* Exercise objective *
Extract from the listing each line in which the word "style" appears.

— start The data —

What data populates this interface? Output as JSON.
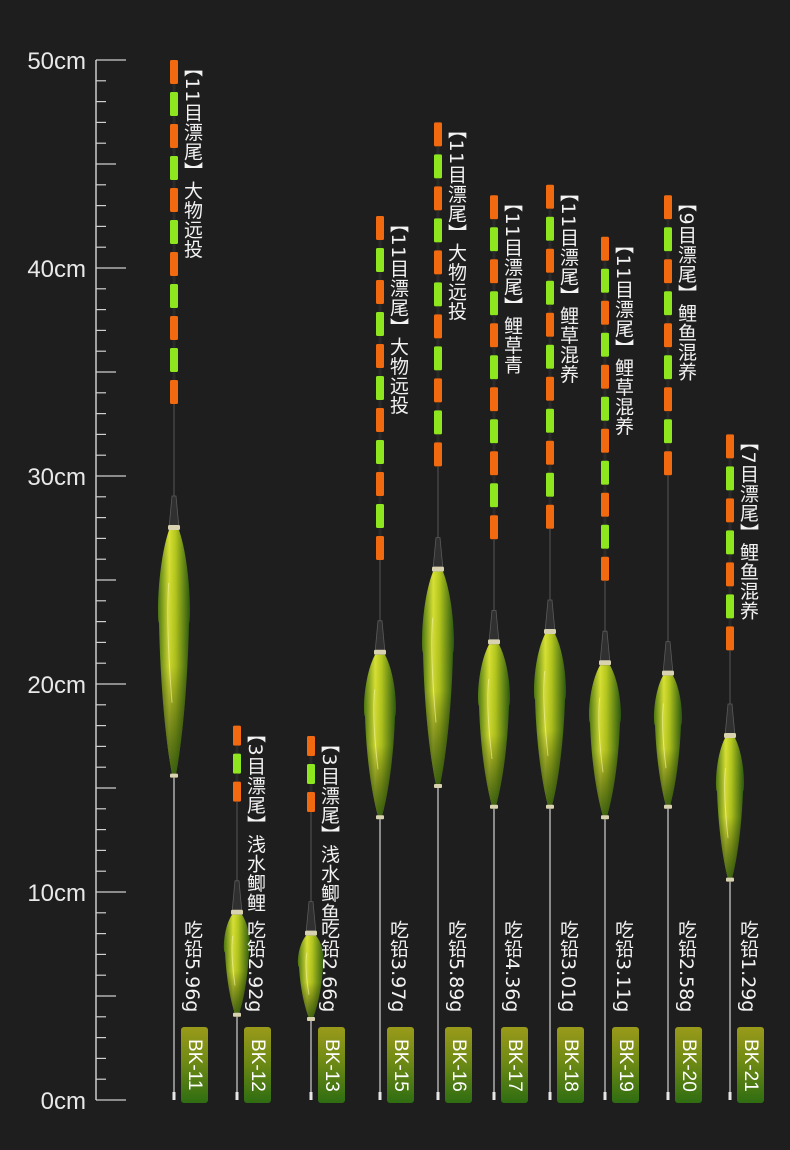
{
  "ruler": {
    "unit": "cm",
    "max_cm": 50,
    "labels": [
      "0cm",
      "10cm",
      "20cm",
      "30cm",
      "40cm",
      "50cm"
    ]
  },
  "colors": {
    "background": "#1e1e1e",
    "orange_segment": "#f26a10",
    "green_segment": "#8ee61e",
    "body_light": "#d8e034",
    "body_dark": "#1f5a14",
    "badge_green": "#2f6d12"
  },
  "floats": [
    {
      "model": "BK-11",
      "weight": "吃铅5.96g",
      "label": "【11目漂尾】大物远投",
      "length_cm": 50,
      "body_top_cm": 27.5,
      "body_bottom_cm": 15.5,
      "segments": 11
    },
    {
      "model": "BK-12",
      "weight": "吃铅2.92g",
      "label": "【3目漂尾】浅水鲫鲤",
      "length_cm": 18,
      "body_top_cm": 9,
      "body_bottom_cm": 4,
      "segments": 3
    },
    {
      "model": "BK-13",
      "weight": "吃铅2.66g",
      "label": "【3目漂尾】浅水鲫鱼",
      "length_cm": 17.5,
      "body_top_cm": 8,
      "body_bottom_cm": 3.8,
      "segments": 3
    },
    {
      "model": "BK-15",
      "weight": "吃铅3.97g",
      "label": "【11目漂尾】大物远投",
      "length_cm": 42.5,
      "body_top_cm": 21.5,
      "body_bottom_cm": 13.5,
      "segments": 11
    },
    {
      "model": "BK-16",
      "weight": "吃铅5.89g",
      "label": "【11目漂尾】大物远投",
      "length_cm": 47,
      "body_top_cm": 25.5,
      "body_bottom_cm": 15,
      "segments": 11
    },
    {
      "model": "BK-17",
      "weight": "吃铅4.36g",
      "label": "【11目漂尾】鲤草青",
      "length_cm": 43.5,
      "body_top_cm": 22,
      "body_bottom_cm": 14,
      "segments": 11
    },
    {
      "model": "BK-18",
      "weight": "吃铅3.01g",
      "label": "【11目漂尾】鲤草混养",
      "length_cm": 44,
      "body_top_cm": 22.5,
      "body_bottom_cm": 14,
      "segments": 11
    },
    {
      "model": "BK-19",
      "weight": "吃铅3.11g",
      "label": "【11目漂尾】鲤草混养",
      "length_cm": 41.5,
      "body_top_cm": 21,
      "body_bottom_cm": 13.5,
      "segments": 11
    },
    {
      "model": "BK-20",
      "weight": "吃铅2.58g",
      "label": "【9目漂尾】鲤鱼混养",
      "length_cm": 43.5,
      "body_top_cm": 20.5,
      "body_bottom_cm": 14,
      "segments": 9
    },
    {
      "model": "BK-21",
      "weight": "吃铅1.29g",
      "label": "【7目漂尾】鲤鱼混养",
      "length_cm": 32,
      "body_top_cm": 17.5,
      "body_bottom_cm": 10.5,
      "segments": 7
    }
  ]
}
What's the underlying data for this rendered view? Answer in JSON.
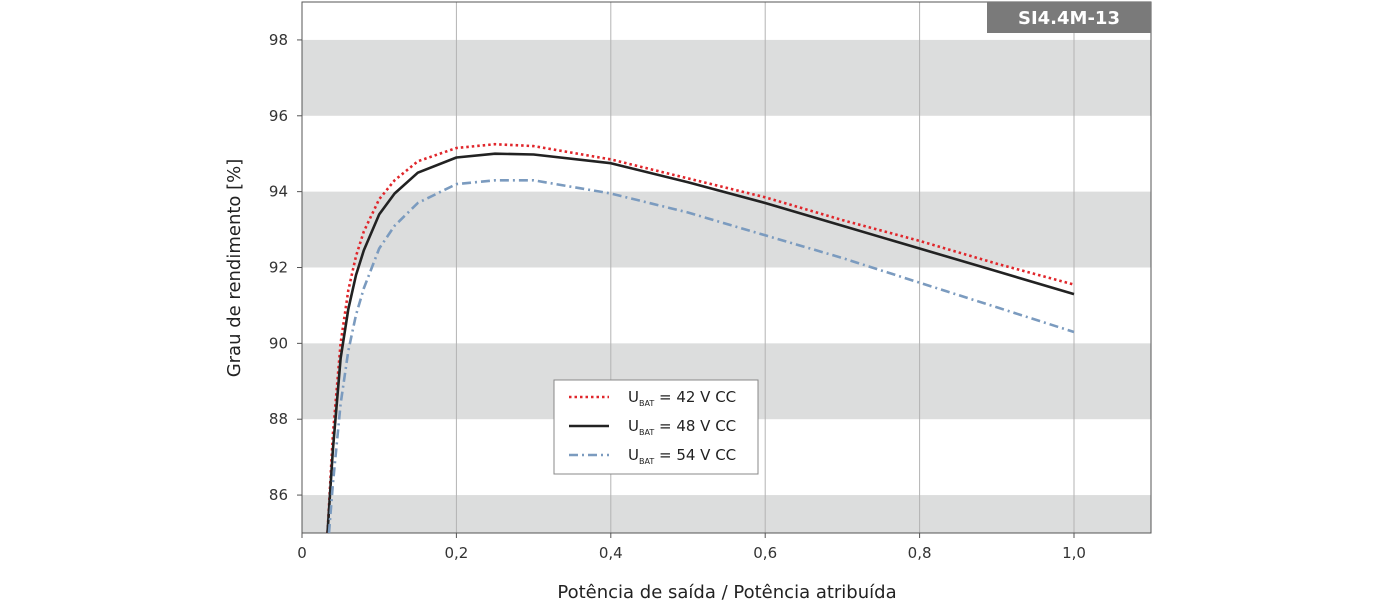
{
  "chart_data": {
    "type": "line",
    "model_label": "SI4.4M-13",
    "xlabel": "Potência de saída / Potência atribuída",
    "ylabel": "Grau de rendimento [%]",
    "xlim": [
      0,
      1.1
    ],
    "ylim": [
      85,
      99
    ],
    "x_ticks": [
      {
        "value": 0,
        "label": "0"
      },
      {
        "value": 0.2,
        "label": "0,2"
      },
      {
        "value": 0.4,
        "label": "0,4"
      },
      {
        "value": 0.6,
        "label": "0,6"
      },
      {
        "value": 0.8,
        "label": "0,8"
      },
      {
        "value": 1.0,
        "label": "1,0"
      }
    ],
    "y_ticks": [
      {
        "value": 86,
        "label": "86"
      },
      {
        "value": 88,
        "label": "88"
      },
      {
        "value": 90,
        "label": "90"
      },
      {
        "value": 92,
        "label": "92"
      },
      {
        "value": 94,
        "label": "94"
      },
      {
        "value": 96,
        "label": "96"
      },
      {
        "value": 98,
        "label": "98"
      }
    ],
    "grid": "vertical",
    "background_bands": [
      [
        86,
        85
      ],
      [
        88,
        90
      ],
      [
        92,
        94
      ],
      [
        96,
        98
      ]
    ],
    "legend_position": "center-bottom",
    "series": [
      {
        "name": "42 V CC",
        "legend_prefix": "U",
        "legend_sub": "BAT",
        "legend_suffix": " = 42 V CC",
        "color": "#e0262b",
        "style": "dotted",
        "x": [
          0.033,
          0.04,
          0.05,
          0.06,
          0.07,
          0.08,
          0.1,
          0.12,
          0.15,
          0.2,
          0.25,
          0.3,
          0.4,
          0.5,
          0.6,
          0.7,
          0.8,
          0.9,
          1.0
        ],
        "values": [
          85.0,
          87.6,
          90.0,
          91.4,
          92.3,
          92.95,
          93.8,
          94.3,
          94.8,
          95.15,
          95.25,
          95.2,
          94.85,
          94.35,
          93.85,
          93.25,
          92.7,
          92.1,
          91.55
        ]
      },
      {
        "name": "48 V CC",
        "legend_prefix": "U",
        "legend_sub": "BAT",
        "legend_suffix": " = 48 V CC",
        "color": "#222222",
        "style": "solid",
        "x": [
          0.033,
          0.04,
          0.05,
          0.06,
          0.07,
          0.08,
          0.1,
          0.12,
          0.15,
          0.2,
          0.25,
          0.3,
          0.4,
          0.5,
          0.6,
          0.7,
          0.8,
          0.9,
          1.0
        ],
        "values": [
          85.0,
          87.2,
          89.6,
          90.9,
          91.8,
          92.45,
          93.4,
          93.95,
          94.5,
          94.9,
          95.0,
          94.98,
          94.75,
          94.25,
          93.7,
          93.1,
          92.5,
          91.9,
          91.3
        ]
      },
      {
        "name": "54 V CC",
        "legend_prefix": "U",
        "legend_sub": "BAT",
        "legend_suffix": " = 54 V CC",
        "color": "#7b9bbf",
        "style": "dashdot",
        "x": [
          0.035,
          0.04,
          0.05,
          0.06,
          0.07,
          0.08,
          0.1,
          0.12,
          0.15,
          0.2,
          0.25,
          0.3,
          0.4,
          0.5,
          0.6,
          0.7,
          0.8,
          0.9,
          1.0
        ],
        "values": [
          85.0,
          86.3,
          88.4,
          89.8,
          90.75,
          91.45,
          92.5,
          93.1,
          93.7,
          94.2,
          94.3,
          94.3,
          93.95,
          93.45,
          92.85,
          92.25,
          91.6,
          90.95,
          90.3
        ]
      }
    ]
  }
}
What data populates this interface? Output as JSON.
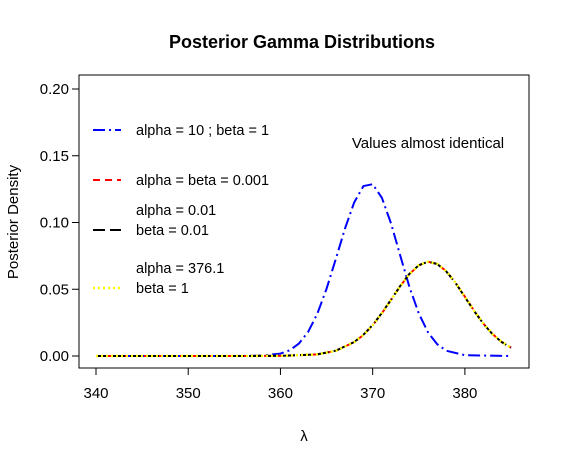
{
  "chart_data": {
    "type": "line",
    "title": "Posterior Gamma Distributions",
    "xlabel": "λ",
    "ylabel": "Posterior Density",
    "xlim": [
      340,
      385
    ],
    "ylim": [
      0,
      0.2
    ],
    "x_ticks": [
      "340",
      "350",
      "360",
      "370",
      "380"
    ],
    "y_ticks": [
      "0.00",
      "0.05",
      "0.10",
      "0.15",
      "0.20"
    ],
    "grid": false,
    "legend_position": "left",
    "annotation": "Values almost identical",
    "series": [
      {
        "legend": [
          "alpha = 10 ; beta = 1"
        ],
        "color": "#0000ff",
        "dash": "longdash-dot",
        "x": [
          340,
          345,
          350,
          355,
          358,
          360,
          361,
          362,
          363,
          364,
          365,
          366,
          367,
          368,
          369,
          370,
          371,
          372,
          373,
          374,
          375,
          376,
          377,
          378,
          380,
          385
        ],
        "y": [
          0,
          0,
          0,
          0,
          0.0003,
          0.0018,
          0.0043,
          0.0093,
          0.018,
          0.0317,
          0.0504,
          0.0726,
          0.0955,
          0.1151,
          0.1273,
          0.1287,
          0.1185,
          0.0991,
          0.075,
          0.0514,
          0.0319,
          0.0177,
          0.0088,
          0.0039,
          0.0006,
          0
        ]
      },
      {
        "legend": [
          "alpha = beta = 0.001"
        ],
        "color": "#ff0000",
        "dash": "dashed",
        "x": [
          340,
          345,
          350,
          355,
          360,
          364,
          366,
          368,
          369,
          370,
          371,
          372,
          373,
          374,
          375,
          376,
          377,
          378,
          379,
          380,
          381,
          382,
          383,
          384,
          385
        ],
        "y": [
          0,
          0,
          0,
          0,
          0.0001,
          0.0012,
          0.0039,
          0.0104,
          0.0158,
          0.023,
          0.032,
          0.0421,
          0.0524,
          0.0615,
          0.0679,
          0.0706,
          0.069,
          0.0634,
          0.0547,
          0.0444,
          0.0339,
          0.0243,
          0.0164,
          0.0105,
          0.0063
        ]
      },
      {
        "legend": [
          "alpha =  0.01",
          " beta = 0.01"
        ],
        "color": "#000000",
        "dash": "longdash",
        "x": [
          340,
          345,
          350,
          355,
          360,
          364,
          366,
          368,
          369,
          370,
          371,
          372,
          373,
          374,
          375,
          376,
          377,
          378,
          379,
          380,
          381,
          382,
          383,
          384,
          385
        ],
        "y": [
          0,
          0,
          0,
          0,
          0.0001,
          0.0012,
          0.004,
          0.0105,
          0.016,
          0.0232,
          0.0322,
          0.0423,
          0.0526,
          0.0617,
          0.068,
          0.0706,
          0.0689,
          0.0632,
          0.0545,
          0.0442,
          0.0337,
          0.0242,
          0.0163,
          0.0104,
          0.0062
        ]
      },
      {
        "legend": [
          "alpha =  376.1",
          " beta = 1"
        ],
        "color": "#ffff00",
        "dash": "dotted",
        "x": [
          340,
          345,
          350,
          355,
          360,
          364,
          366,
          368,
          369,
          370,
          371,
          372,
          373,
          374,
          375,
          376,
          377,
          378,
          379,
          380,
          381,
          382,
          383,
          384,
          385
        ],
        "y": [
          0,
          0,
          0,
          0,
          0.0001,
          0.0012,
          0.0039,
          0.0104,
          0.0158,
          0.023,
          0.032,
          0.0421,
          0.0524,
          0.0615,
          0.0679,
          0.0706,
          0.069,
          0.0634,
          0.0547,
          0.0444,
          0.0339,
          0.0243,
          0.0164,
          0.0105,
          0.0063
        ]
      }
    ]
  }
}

— end The data —

* Result *
        "style": "dotted",
        "style": "solid",
        "style": "dashdot",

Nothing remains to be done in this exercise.